--- Start RECORDS FOR THIS TASK ---

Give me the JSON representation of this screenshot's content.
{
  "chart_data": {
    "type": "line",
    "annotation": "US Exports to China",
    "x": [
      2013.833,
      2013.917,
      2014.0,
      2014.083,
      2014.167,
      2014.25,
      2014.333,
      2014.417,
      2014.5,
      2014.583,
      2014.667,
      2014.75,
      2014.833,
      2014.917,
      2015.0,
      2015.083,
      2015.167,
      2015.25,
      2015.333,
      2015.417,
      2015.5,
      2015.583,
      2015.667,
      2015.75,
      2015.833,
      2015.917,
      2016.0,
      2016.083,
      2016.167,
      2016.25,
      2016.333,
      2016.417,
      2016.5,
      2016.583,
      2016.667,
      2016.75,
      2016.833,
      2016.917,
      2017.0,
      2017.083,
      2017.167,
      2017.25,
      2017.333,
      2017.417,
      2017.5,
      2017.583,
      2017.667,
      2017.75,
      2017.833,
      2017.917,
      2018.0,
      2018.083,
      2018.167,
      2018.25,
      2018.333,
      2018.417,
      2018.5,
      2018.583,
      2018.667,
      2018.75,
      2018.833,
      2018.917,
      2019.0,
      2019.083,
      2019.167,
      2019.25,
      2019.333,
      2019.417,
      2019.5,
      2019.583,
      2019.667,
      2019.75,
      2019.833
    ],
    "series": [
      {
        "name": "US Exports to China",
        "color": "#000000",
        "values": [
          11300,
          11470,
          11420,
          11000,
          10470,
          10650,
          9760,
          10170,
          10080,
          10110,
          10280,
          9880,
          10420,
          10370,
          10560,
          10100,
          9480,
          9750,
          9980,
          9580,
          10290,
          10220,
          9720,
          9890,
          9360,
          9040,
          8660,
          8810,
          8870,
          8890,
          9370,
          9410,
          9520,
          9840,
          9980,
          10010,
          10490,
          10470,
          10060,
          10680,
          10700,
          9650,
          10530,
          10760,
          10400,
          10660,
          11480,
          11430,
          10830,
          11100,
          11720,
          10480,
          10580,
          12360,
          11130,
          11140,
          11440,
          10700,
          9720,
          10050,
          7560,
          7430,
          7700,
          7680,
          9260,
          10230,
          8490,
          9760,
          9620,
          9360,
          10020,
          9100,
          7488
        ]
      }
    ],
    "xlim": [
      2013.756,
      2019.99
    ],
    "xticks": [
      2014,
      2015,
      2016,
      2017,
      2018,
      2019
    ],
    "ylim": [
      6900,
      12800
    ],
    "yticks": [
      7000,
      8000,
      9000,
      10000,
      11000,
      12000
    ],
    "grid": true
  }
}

--- End RECORDS FOR THIS TASK ---

- [SET PROBLEM]:
Your task is to output the full set of records exactly as presented.

- [COMPLETE OUTPUT]:
Give me the JSON representation of this screenshot's content.
{
  "chart_data": {
    "type": "line",
    "annotation": "US Exports to China",
    "x": [
      2013.833,
      2013.917,
      2014.0,
      2014.083,
      2014.167,
      2014.25,
      2014.333,
      2014.417,
      2014.5,
      2014.583,
      2014.667,
      2014.75,
      2014.833,
      2014.917,
      2015.0,
      2015.083,
      2015.167,
      2015.25,
      2015.333,
      2015.417,
      2015.5,
      2015.583,
      2015.667,
      2015.75,
      2015.833,
      2015.917,
      2016.0,
      2016.083,
      2016.167,
      2016.25,
      2016.333,
      2016.417,
      2016.5,
      2016.583,
      2016.667,
      2016.75,
      2016.833,
      2016.917,
      2017.0,
      2017.083,
      2017.167,
      2017.25,
      2017.333,
      2017.417,
      2017.5,
      2017.583,
      2017.667,
      2017.75,
      2017.833,
      2017.917,
      2018.0,
      2018.083,
      2018.167,
      2018.25,
      2018.333,
      2018.417,
      2018.5,
      2018.583,
      2018.667,
      2018.75,
      2018.833,
      2018.917,
      2019.0,
      2019.083,
      2019.167,
      2019.25,
      2019.333,
      2019.417,
      2019.5,
      2019.583,
      2019.667,
      2019.75,
      2019.833
    ],
    "series": [
      {
        "name": "US Exports to China",
        "color": "#000000",
        "values": [
          11300,
          11470,
          11420,
          11000,
          10470,
          10650,
          9760,
          10170,
          10080,
          10110,
          10280,
          9880,
          10420,
          10370,
          10560,
          10100,
          9480,
          9750,
          9980,
          9580,
          10290,
          10220,
          9720,
          9890,
          9360,
          9040,
          8660,
          8810,
          8870,
          8890,
          9370,
          9410,
          9520,
          9840,
          9980,
          10010,
          10490,
          10470,
          10060,
          10680,
          10700,
          9650,
          10530,
          10760,
          10400,
          10660,
          11480,
          11430,
          10830,
          11100,
          11720,
          10480,
          10580,
          12360,
          11130,
          11140,
          11440,
          10700,
          9720,
          10050,
          7560,
          7430,
          7700,
          7680,
          9260,
          10230,
          8490,
          9760,
          9620,
          9360,
          10020,
          9100,
          7488
        ]
      }
    ],
    "xlim": [
      2013.756,
      2019.99
    ],
    "xticks": [
      2014,
      2015,
      2016,
      2017,
      2018,
      2019
    ],
    "ylim": [
      6900,
      12800
    ],
    "yticks": [
      7000,
      8000,
      9000,
      10000,
      11000,
      12000
    ],
    "grid": true
  }
}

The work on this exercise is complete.